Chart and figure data

····················

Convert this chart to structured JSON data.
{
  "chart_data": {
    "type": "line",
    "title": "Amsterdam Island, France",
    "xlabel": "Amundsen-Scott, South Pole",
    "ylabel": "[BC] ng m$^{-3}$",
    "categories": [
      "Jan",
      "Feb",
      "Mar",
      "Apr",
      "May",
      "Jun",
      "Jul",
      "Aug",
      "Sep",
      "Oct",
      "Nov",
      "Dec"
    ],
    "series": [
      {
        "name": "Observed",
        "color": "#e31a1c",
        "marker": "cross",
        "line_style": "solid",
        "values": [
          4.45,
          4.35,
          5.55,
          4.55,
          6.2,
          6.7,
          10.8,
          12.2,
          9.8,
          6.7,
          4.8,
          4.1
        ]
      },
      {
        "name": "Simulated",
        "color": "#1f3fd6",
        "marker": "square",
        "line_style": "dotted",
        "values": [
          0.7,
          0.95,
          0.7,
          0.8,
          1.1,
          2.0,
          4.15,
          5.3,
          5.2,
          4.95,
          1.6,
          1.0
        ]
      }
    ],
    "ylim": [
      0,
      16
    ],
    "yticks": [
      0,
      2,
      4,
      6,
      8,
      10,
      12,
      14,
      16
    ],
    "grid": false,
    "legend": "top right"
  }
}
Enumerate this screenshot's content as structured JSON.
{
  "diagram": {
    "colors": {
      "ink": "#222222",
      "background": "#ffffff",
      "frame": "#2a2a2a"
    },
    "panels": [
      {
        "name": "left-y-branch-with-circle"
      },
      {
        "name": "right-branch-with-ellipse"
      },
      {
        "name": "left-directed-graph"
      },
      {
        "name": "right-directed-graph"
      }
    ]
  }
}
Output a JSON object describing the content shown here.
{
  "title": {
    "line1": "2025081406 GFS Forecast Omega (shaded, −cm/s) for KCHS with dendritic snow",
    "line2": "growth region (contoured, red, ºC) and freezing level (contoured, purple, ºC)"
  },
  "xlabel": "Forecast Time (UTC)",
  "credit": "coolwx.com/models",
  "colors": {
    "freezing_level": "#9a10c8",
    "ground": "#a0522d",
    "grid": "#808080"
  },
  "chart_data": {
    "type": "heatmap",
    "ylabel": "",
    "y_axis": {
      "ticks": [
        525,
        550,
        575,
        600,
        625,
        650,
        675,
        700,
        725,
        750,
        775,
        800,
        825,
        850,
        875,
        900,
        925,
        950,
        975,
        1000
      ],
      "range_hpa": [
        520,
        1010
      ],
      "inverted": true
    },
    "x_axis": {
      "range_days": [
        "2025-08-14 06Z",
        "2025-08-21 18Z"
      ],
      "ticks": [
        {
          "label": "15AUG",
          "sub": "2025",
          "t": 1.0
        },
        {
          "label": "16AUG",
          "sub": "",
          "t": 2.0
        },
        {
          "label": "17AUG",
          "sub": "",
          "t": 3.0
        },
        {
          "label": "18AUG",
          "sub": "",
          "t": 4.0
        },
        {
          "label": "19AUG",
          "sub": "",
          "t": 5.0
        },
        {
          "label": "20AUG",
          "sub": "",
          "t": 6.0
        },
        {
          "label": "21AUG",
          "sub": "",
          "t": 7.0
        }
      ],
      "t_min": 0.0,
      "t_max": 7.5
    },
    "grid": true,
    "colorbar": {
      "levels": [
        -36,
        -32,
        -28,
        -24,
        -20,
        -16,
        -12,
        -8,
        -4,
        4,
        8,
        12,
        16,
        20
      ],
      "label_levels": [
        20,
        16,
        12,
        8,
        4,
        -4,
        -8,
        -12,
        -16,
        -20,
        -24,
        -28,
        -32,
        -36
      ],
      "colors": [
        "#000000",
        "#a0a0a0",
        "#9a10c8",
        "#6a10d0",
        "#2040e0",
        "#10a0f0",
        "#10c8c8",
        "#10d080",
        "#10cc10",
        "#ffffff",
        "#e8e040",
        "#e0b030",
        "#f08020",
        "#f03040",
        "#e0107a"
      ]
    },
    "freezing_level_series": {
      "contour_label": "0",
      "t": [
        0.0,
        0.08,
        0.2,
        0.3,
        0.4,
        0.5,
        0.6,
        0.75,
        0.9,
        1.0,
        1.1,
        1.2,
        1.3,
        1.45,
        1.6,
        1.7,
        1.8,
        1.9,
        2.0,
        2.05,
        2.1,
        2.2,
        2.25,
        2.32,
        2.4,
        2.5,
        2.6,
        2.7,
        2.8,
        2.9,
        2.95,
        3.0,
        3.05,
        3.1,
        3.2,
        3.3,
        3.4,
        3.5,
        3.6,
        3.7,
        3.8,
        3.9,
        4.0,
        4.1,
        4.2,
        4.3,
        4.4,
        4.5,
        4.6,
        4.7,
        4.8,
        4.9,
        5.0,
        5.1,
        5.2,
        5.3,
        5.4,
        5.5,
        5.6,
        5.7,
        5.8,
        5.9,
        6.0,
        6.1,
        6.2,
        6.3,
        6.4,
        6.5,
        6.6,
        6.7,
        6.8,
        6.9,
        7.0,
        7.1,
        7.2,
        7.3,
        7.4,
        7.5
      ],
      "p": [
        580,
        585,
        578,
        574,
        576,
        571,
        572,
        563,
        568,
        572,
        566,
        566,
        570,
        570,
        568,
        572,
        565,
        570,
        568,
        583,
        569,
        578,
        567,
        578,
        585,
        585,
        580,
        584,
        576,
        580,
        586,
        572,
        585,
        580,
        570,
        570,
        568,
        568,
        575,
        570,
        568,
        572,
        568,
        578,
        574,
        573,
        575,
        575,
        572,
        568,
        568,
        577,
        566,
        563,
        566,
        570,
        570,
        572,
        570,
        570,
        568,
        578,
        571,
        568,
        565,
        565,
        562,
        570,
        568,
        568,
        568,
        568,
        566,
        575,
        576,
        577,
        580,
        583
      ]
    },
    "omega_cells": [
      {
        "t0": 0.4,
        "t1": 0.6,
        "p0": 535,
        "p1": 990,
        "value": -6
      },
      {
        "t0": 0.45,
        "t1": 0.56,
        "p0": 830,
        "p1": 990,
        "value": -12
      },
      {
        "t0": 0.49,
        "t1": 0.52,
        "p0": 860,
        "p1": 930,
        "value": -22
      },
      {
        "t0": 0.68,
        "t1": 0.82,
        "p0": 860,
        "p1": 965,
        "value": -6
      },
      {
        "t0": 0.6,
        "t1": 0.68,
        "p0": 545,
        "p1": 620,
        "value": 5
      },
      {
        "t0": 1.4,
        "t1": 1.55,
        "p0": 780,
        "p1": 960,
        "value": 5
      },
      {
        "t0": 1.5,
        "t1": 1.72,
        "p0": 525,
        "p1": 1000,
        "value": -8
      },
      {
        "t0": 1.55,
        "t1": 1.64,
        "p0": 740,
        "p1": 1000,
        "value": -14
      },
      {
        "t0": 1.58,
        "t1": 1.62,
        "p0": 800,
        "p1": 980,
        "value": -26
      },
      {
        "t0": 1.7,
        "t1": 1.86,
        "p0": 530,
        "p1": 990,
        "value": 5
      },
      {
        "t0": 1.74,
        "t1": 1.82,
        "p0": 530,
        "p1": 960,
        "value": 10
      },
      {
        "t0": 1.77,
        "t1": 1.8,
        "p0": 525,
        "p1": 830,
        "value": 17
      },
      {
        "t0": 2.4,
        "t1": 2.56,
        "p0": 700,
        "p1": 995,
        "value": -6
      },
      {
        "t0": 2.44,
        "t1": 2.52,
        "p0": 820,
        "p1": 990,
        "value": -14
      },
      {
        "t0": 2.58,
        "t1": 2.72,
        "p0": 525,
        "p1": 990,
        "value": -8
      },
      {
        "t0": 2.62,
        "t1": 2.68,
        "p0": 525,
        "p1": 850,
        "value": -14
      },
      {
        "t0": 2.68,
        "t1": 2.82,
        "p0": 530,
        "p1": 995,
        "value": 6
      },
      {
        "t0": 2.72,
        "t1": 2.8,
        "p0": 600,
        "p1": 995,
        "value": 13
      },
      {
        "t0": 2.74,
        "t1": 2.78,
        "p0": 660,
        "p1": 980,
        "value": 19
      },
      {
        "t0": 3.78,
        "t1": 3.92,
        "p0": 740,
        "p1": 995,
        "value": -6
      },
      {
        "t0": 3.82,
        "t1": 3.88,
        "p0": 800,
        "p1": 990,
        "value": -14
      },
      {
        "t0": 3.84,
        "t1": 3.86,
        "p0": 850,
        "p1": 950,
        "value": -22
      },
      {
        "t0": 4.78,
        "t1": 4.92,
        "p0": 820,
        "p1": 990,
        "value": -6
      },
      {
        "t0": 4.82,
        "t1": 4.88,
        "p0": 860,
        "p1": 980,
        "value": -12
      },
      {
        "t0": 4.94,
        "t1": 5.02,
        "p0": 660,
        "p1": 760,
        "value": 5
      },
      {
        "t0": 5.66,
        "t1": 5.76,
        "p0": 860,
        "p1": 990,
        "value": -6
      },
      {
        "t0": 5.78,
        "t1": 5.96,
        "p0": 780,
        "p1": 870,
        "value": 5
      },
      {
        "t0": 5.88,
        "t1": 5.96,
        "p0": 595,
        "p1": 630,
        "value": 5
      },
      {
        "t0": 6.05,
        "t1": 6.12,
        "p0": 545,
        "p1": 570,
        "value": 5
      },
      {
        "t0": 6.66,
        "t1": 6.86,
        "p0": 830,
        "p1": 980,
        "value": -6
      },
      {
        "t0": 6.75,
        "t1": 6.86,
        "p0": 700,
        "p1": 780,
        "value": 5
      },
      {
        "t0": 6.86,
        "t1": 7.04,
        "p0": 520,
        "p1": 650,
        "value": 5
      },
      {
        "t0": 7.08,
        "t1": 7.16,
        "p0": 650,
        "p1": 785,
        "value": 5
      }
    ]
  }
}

····················

Extract all lines containing the word "branch".

        "name": "left-y-branch-with-circle"
        "name": "right-branch-with-ellipse"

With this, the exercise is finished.